Requirements → Identify, in the records below, every line where the string "Temperature" appears, and copy each such line.

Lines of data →
○ ○ ○ ○

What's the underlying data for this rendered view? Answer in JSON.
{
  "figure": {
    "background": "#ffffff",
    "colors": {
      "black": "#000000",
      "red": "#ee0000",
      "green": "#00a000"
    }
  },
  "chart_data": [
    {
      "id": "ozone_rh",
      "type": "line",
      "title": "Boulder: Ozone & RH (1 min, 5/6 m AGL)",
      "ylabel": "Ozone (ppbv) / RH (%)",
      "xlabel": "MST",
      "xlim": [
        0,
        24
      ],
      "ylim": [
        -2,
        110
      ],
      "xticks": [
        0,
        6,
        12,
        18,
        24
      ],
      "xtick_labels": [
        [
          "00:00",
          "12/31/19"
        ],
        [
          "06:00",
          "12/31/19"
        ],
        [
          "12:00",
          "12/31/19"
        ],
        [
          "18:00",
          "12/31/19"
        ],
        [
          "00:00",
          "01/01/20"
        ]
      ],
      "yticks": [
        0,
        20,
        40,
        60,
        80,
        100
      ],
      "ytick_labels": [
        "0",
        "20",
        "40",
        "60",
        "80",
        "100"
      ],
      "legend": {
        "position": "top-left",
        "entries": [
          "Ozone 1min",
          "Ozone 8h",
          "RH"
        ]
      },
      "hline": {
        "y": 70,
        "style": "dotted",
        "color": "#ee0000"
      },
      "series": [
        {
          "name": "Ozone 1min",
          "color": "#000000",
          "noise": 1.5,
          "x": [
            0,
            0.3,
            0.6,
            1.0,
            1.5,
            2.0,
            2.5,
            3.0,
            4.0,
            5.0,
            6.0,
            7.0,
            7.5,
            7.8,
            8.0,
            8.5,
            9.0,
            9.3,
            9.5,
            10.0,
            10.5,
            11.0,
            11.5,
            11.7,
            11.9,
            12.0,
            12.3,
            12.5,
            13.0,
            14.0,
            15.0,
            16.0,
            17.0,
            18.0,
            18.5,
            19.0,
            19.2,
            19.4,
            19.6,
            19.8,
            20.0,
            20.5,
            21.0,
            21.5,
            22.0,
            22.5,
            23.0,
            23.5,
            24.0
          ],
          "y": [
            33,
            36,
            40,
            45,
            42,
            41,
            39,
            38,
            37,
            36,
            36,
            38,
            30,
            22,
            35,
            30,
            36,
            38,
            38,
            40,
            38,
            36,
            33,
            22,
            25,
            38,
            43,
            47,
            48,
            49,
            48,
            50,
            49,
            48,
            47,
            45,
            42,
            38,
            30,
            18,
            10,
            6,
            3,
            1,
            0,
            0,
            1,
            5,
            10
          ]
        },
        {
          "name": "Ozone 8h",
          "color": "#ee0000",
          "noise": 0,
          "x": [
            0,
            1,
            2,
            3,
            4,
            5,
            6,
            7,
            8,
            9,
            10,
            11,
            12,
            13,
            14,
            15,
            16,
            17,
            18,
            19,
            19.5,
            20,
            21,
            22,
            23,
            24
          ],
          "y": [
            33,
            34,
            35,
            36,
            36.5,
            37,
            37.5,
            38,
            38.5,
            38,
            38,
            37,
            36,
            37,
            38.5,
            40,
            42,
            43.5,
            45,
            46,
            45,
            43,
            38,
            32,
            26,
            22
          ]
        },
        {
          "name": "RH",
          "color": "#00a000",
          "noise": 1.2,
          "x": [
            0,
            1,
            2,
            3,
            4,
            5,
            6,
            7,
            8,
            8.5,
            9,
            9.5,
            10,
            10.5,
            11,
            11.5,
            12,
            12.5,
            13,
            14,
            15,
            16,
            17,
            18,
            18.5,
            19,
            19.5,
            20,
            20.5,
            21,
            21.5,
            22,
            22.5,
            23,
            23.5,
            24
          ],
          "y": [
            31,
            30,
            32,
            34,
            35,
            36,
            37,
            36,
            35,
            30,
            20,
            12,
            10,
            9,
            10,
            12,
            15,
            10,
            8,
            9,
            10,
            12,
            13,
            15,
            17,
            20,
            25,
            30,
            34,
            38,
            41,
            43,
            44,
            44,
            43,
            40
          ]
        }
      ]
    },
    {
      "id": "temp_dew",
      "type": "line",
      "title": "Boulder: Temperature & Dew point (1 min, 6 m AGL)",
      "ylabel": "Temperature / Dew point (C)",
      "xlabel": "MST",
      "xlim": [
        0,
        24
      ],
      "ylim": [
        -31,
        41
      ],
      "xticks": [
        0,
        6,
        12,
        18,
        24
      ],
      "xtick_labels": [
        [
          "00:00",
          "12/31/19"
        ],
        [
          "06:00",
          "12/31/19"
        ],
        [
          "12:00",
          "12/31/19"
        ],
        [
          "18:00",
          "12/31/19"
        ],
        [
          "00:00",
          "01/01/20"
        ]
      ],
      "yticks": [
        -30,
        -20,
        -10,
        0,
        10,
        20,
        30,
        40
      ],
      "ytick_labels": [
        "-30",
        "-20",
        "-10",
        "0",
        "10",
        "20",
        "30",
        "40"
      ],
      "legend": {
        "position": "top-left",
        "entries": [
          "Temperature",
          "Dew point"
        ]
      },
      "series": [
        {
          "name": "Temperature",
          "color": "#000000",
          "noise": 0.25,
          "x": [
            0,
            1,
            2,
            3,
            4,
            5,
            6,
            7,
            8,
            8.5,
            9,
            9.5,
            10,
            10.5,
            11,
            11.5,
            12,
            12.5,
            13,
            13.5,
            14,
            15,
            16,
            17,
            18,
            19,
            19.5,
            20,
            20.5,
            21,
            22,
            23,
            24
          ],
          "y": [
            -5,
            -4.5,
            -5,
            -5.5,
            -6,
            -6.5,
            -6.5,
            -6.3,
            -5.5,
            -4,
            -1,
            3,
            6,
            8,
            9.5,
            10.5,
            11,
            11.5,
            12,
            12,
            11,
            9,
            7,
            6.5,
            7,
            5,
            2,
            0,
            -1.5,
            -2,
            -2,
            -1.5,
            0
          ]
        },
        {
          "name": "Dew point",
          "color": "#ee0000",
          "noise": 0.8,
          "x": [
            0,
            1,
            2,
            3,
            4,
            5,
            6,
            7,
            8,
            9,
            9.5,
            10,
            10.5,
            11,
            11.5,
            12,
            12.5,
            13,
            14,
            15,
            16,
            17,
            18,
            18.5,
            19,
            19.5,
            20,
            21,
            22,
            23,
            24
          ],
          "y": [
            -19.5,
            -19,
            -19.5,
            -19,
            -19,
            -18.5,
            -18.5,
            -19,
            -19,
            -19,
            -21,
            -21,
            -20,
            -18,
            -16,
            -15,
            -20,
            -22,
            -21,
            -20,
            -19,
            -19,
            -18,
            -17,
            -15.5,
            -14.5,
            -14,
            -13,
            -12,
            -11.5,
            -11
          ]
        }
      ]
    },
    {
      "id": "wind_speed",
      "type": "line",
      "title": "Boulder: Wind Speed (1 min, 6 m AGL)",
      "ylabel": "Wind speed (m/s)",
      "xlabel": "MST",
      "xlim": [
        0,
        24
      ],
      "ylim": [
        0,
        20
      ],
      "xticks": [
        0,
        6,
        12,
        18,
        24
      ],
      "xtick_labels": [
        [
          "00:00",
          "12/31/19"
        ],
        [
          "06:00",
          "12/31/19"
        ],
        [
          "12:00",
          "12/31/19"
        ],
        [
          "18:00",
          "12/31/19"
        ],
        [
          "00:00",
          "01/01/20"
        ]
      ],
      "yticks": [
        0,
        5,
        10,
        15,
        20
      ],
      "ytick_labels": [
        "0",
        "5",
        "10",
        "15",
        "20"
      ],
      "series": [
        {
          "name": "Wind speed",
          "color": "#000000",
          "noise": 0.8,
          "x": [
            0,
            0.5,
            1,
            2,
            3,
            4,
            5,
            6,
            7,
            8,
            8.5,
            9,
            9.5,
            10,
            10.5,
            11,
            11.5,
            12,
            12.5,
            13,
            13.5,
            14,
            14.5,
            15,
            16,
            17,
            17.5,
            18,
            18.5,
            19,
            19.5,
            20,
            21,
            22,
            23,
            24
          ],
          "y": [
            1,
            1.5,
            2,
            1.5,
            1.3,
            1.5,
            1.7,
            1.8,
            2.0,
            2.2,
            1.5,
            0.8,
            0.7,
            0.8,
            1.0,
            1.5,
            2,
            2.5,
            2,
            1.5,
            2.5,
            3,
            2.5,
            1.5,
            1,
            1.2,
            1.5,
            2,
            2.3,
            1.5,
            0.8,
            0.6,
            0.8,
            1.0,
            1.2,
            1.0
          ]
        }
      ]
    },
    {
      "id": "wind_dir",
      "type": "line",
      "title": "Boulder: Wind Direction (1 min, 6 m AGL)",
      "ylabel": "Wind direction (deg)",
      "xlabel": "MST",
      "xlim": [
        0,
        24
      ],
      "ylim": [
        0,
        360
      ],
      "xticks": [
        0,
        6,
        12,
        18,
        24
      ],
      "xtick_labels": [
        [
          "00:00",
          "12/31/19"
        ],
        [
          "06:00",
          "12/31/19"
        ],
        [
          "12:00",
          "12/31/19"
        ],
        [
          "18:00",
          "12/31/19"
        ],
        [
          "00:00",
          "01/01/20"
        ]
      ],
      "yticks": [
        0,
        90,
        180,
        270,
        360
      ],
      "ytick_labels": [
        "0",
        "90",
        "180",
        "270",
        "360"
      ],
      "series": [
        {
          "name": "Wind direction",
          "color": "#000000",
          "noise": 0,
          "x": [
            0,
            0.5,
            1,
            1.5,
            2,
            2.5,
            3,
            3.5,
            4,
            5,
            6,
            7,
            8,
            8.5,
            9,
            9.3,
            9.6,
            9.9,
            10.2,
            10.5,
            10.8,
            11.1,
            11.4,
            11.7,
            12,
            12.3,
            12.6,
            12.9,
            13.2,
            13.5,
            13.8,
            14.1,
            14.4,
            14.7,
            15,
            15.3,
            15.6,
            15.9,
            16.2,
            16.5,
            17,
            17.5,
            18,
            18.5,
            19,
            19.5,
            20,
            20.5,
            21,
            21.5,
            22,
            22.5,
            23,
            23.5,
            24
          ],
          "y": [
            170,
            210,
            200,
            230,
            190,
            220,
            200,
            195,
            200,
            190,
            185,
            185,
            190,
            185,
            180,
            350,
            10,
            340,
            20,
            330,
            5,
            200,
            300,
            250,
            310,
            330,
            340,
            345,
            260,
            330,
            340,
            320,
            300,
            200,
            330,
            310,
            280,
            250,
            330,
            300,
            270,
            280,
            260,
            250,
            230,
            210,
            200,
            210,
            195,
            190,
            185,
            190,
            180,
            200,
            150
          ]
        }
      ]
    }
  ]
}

○ ○ ○ ○

Correct response →
      "title": "Boulder: Temperature & Dew point (1 min, 6 m AGL)",
      "ylabel": "Temperature / Dew point (C)",
          "Temperature",
          "name": "Temperature",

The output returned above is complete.